# [REQUEST]
Reproduce the records below exactly as they appear, omitting any pictures they contain.
— Start of GIVEN DATA —
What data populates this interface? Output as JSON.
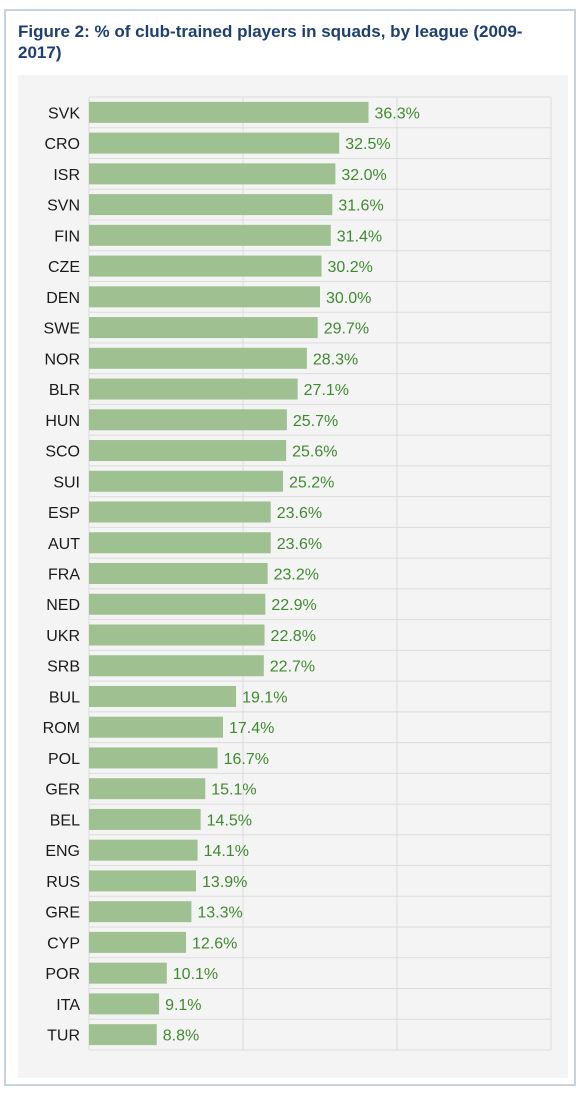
{
  "chart_data": {
    "type": "bar",
    "orientation": "horizontal",
    "title": "Figure 2: % of club-trained players in squads, by league (2009-2017)",
    "categories": [
      "SVK",
      "CRO",
      "ISR",
      "SVN",
      "FIN",
      "CZE",
      "DEN",
      "SWE",
      "NOR",
      "BLR",
      "HUN",
      "SCO",
      "SUI",
      "ESP",
      "AUT",
      "FRA",
      "NED",
      "UKR",
      "SRB",
      "BUL",
      "ROM",
      "POL",
      "GER",
      "BEL",
      "ENG",
      "RUS",
      "GRE",
      "CYP",
      "POR",
      "ITA",
      "TUR"
    ],
    "values": [
      36.3,
      32.5,
      32.0,
      31.6,
      31.4,
      30.2,
      30.0,
      29.7,
      28.3,
      27.1,
      25.7,
      25.6,
      25.2,
      23.6,
      23.6,
      23.2,
      22.9,
      22.8,
      22.7,
      19.1,
      17.4,
      16.7,
      15.1,
      14.5,
      14.1,
      13.9,
      13.3,
      12.6,
      10.1,
      9.1,
      8.8
    ],
    "value_labels": [
      "36.3%",
      "32.5%",
      "32.0%",
      "31.6%",
      "31.4%",
      "30.2%",
      "30.0%",
      "29.7%",
      "28.3%",
      "27.1%",
      "25.7%",
      "25.6%",
      "25.2%",
      "23.6%",
      "23.6%",
      "23.2%",
      "22.9%",
      "22.8%",
      "22.7%",
      "19.1%",
      "17.4%",
      "16.7%",
      "15.1%",
      "14.5%",
      "14.1%",
      "13.9%",
      "13.3%",
      "12.6%",
      "10.1%",
      "9.1%",
      "8.8%"
    ],
    "xlim": [
      0,
      60
    ],
    "grid": true,
    "colors": {
      "bar": "#9fc192",
      "value_label": "#3f8a2f",
      "title": "#1d3f72",
      "border": "#c5d3df",
      "panel": "#f4f4f4"
    }
  }
}
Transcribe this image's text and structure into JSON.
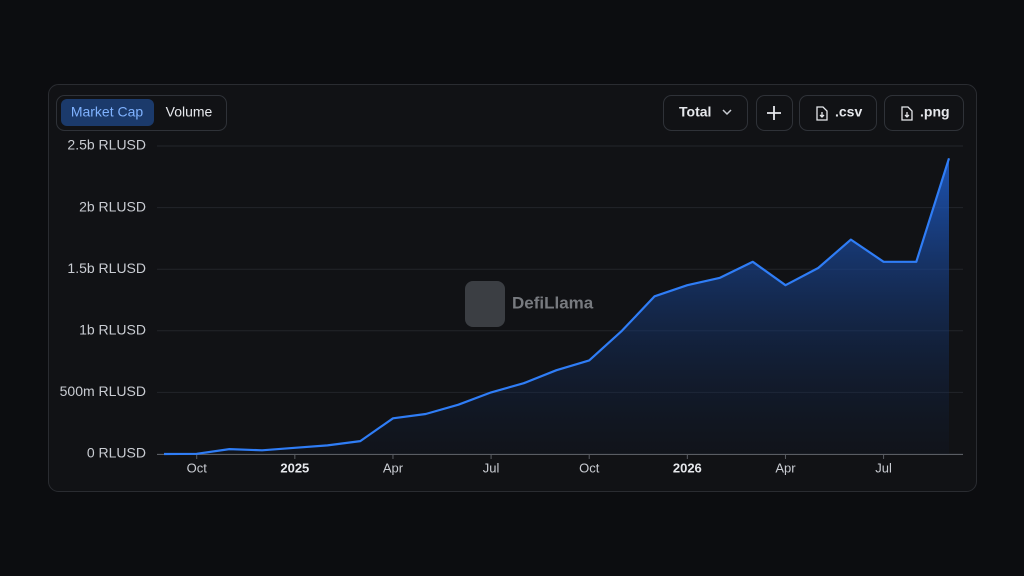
— End of GIVEN DATA —
# [TASK OUTPUT]
What data populates this interface? Output as JSON.
{
  "chart_data": {
    "type": "bar",
    "orientation": "horizontal",
    "title": "Figure 2: % of club-trained players in squads, by league (2009-2017)",
    "categories": [
      "SVK",
      "CRO",
      "ISR",
      "SVN",
      "FIN",
      "CZE",
      "DEN",
      "SWE",
      "NOR",
      "BLR",
      "HUN",
      "SCO",
      "SUI",
      "ESP",
      "AUT",
      "FRA",
      "NED",
      "UKR",
      "SRB",
      "BUL",
      "ROM",
      "POL",
      "GER",
      "BEL",
      "ENG",
      "RUS",
      "GRE",
      "CYP",
      "POR",
      "ITA",
      "TUR"
    ],
    "values": [
      36.3,
      32.5,
      32.0,
      31.6,
      31.4,
      30.2,
      30.0,
      29.7,
      28.3,
      27.1,
      25.7,
      25.6,
      25.2,
      23.6,
      23.6,
      23.2,
      22.9,
      22.8,
      22.7,
      19.1,
      17.4,
      16.7,
      15.1,
      14.5,
      14.1,
      13.9,
      13.3,
      12.6,
      10.1,
      9.1,
      8.8
    ],
    "value_labels": [
      "36.3%",
      "32.5%",
      "32.0%",
      "31.6%",
      "31.4%",
      "30.2%",
      "30.0%",
      "29.7%",
      "28.3%",
      "27.1%",
      "25.7%",
      "25.6%",
      "25.2%",
      "23.6%",
      "23.6%",
      "23.2%",
      "22.9%",
      "22.8%",
      "22.7%",
      "19.1%",
      "17.4%",
      "16.7%",
      "15.1%",
      "14.5%",
      "14.1%",
      "13.9%",
      "13.3%",
      "12.6%",
      "10.1%",
      "9.1%",
      "8.8%"
    ],
    "xlim": [
      0,
      60
    ],
    "grid": true,
    "colors": {
      "bar": "#9fc192",
      "value_label": "#3f8a2f",
      "title": "#1d3f72",
      "border": "#c5d3df",
      "panel": "#f4f4f4"
    }
  }
}
Transcribe this image's text and structure into JSON.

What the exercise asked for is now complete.